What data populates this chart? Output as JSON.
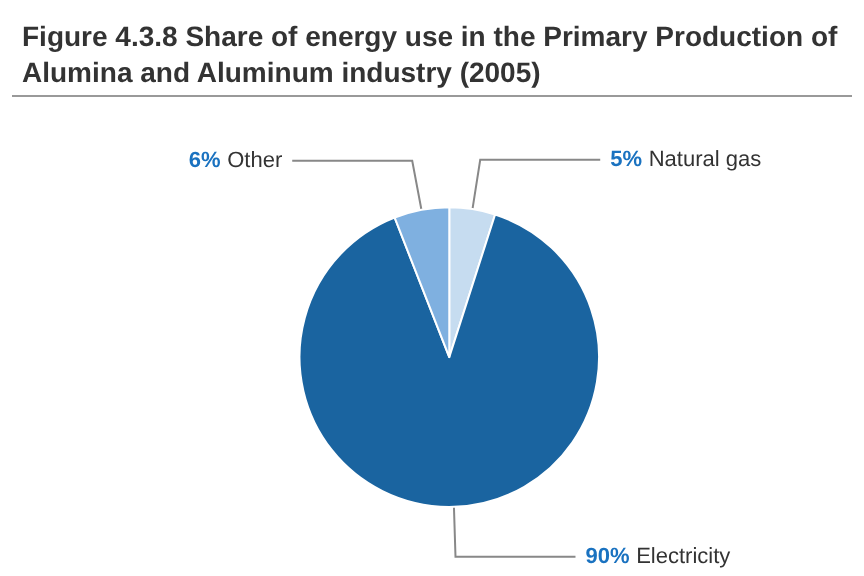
{
  "chart_data": {
    "type": "pie",
    "title": "Figure 4.3.8 Share of energy use in the Primary Production of Alumina and Aluminum industry (2005)",
    "categories": [
      "Natural gas",
      "Electricity",
      "Other"
    ],
    "values": [
      5,
      90,
      6
    ],
    "value_labels": [
      "5%",
      "90%",
      "6%"
    ],
    "colors": [
      "#c6dcf0",
      "#1a64a0",
      "#7fb0e0"
    ],
    "legend": false
  }
}
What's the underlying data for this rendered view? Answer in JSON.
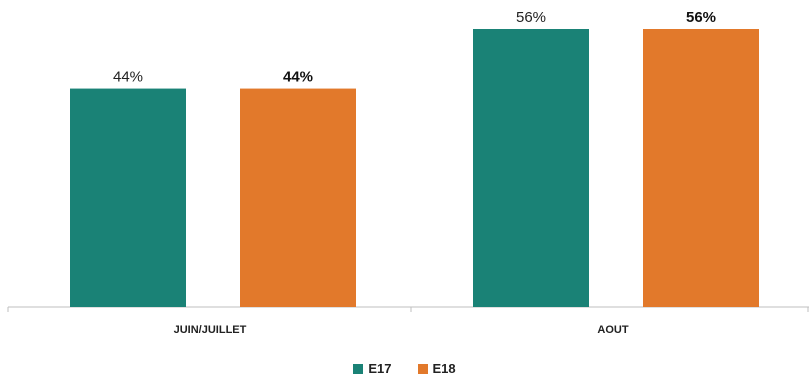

_WORK REQUIRED_. Write out every record above exactly as it stands, but leave out the pictures.

_WRITTEN SOLUTION_.
What data populates this chart? Output as JSON.
{
  "chart_data": {
    "type": "pie",
    "title": "Figure 4.3.8 Share of energy use in the Primary Production of Alumina and Aluminum industry (2005)",
    "categories": [
      "Natural gas",
      "Electricity",
      "Other"
    ],
    "values": [
      5,
      90,
      6
    ],
    "value_labels": [
      "5%",
      "90%",
      "6%"
    ],
    "colors": [
      "#c6dcf0",
      "#1a64a0",
      "#7fb0e0"
    ],
    "legend": false
  }
}
What's the underlying data for this rendered view? Answer in JSON.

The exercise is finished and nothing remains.